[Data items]
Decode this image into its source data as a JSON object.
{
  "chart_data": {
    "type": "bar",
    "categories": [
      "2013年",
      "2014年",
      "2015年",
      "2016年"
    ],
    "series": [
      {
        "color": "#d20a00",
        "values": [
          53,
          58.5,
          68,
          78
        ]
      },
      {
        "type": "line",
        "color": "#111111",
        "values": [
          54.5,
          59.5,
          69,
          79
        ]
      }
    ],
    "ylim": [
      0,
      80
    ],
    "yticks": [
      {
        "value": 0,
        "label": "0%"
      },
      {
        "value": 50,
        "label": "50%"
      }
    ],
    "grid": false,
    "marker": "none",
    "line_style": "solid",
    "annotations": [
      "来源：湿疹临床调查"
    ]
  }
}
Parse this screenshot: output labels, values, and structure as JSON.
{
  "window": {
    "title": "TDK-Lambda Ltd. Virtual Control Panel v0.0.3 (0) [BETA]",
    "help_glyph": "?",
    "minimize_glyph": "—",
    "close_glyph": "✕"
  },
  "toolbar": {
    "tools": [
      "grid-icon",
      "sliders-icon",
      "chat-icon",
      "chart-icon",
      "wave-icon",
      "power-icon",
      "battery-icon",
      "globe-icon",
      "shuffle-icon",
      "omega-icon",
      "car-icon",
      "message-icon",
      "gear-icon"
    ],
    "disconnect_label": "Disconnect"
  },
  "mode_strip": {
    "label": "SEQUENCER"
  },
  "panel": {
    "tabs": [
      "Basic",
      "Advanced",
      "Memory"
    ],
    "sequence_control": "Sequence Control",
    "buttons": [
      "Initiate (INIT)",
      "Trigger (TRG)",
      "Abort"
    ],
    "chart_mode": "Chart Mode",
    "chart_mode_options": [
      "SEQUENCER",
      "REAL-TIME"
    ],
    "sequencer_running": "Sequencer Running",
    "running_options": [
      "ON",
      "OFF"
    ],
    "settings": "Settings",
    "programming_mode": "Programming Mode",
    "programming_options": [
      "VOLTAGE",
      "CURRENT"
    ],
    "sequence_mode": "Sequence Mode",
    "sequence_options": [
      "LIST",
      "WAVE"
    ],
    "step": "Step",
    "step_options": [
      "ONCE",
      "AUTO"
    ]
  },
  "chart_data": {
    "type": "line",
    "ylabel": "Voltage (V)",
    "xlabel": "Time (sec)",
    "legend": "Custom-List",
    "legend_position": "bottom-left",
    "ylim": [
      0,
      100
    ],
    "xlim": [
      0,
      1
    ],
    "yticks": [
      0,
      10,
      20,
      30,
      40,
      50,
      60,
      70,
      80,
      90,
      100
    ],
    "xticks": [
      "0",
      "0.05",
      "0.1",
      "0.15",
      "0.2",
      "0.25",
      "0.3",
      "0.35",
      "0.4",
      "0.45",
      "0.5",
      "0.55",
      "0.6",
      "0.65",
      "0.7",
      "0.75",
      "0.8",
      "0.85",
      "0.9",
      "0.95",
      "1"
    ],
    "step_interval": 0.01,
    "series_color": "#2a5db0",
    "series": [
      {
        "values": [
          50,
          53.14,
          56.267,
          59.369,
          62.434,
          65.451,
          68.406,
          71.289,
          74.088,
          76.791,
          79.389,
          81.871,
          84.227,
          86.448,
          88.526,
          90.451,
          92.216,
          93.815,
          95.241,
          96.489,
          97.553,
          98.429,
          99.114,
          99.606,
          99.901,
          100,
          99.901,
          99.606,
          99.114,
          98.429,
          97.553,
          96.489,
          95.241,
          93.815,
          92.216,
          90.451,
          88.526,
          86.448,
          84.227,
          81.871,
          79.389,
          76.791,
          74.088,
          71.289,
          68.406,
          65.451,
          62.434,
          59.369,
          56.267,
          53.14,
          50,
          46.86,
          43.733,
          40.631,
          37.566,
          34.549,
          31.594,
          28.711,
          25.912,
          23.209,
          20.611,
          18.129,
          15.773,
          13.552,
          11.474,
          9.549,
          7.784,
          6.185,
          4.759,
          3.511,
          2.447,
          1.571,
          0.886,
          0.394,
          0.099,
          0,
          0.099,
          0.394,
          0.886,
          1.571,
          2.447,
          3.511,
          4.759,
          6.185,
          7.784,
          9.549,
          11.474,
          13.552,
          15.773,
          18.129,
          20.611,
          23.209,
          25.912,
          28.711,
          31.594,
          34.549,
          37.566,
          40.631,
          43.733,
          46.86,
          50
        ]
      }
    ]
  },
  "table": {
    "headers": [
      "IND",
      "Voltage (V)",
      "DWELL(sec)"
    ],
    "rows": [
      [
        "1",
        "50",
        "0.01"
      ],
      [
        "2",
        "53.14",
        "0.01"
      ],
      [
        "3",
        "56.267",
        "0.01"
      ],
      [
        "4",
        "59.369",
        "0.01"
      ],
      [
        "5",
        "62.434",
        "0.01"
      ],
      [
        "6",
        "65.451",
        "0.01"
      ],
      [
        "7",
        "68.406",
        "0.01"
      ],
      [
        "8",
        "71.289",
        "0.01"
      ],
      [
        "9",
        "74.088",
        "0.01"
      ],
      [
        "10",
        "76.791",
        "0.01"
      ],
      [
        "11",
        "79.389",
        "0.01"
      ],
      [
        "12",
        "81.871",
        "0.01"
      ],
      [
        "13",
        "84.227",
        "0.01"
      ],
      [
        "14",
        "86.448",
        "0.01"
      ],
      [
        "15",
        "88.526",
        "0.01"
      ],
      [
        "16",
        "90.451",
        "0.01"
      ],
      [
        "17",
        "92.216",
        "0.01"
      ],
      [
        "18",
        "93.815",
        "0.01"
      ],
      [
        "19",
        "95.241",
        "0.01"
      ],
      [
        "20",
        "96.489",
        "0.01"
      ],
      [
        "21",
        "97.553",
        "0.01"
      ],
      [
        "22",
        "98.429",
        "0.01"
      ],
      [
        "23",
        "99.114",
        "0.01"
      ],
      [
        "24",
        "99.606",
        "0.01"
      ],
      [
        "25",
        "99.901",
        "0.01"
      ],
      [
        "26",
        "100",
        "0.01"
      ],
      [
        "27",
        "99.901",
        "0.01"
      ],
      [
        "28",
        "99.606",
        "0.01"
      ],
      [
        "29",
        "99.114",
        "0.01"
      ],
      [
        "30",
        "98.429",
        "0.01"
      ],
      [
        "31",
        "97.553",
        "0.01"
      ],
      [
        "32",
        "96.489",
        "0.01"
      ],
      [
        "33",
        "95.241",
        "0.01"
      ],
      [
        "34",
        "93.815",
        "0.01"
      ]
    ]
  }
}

» Goal
Print back all the lines verbatim.

» Answer for the task
Decode this image into its source data as a JSON object.
{
  "chart_data": {
    "type": "bar",
    "categories": [
      "2013年",
      "2014年",
      "2015年",
      "2016年"
    ],
    "series": [
      {
        "color": "#d20a00",
        "values": [
          53,
          58.5,
          68,
          78
        ]
      },
      {
        "type": "line",
        "color": "#111111",
        "values": [
          54.5,
          59.5,
          69,
          79
        ]
      }
    ],
    "ylim": [
      0,
      80
    ],
    "yticks": [
      {
        "value": 0,
        "label": "0%"
      },
      {
        "value": 50,
        "label": "50%"
      }
    ],
    "grid": false,
    "marker": "none",
    "line_style": "solid",
    "annotations": [
      "来源：湿疹临床调查"
    ]
  }
}
Parse this screenshot: output labels, values, and structure as JSON.
{
  "window": {
    "title": "TDK-Lambda Ltd. Virtual Control Panel v0.0.3 (0) [BETA]",
    "help_glyph": "?",
    "minimize_glyph": "—",
    "close_glyph": "✕"
  },
  "toolbar": {
    "tools": [
      "grid-icon",
      "sliders-icon",
      "chat-icon",
      "chart-icon",
      "wave-icon",
      "power-icon",
      "battery-icon",
      "globe-icon",
      "shuffle-icon",
      "omega-icon",
      "car-icon",
      "message-icon",
      "gear-icon"
    ],
    "disconnect_label": "Disconnect"
  },
  "mode_strip": {
    "label": "SEQUENCER"
  },
  "panel": {
    "tabs": [
      "Basic",
      "Advanced",
      "Memory"
    ],
    "sequence_control": "Sequence Control",
    "buttons": [
      "Initiate (INIT)",
      "Trigger (TRG)",
      "Abort"
    ],
    "chart_mode": "Chart Mode",
    "chart_mode_options": [
      "SEQUENCER",
      "REAL-TIME"
    ],
    "sequencer_running": "Sequencer Running",
    "running_options": [
      "ON",
      "OFF"
    ],
    "settings": "Settings",
    "programming_mode": "Programming Mode",
    "programming_options": [
      "VOLTAGE",
      "CURRENT"
    ],
    "sequence_mode": "Sequence Mode",
    "sequence_options": [
      "LIST",
      "WAVE"
    ],
    "step": "Step",
    "step_options": [
      "ONCE",
      "AUTO"
    ]
  },
  "chart_data": {
    "type": "line",
    "ylabel": "Voltage (V)",
    "xlabel": "Time (sec)",
    "legend": "Custom-List",
    "legend_position": "bottom-left",
    "ylim": [
      0,
      100
    ],
    "xlim": [
      0,
      1
    ],
    "yticks": [
      0,
      10,
      20,
      30,
      40,
      50,
      60,
      70,
      80,
      90,
      100
    ],
    "xticks": [
      "0",
      "0.05",
      "0.1",
      "0.15",
      "0.2",
      "0.25",
      "0.3",
      "0.35",
      "0.4",
      "0.45",
      "0.5",
      "0.55",
      "0.6",
      "0.65",
      "0.7",
      "0.75",
      "0.8",
      "0.85",
      "0.9",
      "0.95",
      "1"
    ],
    "step_interval": 0.01,
    "series_color": "#2a5db0",
    "series": [
      {
        "values": [
          50,
          53.14,
          56.267,
          59.369,
          62.434,
          65.451,
          68.406,
          71.289,
          74.088,
          76.791,
          79.389,
          81.871,
          84.227,
          86.448,
          88.526,
          90.451,
          92.216,
          93.815,
          95.241,
          96.489,
          97.553,
          98.429,
          99.114,
          99.606,
          99.901,
          100,
          99.901,
          99.606,
          99.114,
          98.429,
          97.553,
          96.489,
          95.241,
          93.815,
          92.216,
          90.451,
          88.526,
          86.448,
          84.227,
          81.871,
          79.389,
          76.791,
          74.088,
          71.289,
          68.406,
          65.451,
          62.434,
          59.369,
          56.267,
          53.14,
          50,
          46.86,
          43.733,
          40.631,
          37.566,
          34.549,
          31.594,
          28.711,
          25.912,
          23.209,
          20.611,
          18.129,
          15.773,
          13.552,
          11.474,
          9.549,
          7.784,
          6.185,
          4.759,
          3.511,
          2.447,
          1.571,
          0.886,
          0.394,
          0.099,
          0,
          0.099,
          0.394,
          0.886,
          1.571,
          2.447,
          3.511,
          4.759,
          6.185,
          7.784,
          9.549,
          11.474,
          13.552,
          15.773,
          18.129,
          20.611,
          23.209,
          25.912,
          28.711,
          31.594,
          34.549,
          37.566,
          40.631,
          43.733,
          46.86,
          50
        ]
      }
    ]
  },
  "table": {
    "headers": [
      "IND",
      "Voltage (V)",
      "DWELL(sec)"
    ],
    "rows": [
      [
        "1",
        "50",
        "0.01"
      ],
      [
        "2",
        "53.14",
        "0.01"
      ],
      [
        "3",
        "56.267",
        "0.01"
      ],
      [
        "4",
        "59.369",
        "0.01"
      ],
      [
        "5",
        "62.434",
        "0.01"
      ],
      [
        "6",
        "65.451",
        "0.01"
      ],
      [
        "7",
        "68.406",
        "0.01"
      ],
      [
        "8",
        "71.289",
        "0.01"
      ],
      [
        "9",
        "74.088",
        "0.01"
      ],
      [
        "10",
        "76.791",
        "0.01"
      ],
      [
        "11",
        "79.389",
        "0.01"
      ],
      [
        "12",
        "81.871",
        "0.01"
      ],
      [
        "13",
        "84.227",
        "0.01"
      ],
      [
        "14",
        "86.448",
        "0.01"
      ],
      [
        "15",
        "88.526",
        "0.01"
      ],
      [
        "16",
        "90.451",
        "0.01"
      ],
      [
        "17",
        "92.216",
        "0.01"
      ],
      [
        "18",
        "93.815",
        "0.01"
      ],
      [
        "19",
        "95.241",
        "0.01"
      ],
      [
        "20",
        "96.489",
        "0.01"
      ],
      [
        "21",
        "97.553",
        "0.01"
      ],
      [
        "22",
        "98.429",
        "0.01"
      ],
      [
        "23",
        "99.114",
        "0.01"
      ],
      [
        "24",
        "99.606",
        "0.01"
      ],
      [
        "25",
        "99.901",
        "0.01"
      ],
      [
        "26",
        "100",
        "0.01"
      ],
      [
        "27",
        "99.901",
        "0.01"
      ],
      [
        "28",
        "99.606",
        "0.01"
      ],
      [
        "29",
        "99.114",
        "0.01"
      ],
      [
        "30",
        "98.429",
        "0.01"
      ],
      [
        "31",
        "97.553",
        "0.01"
      ],
      [
        "32",
        "96.489",
        "0.01"
      ],
      [
        "33",
        "95.241",
        "0.01"
      ],
      [
        "34",
        "93.815",
        "0.01"
      ]
    ]
  }
}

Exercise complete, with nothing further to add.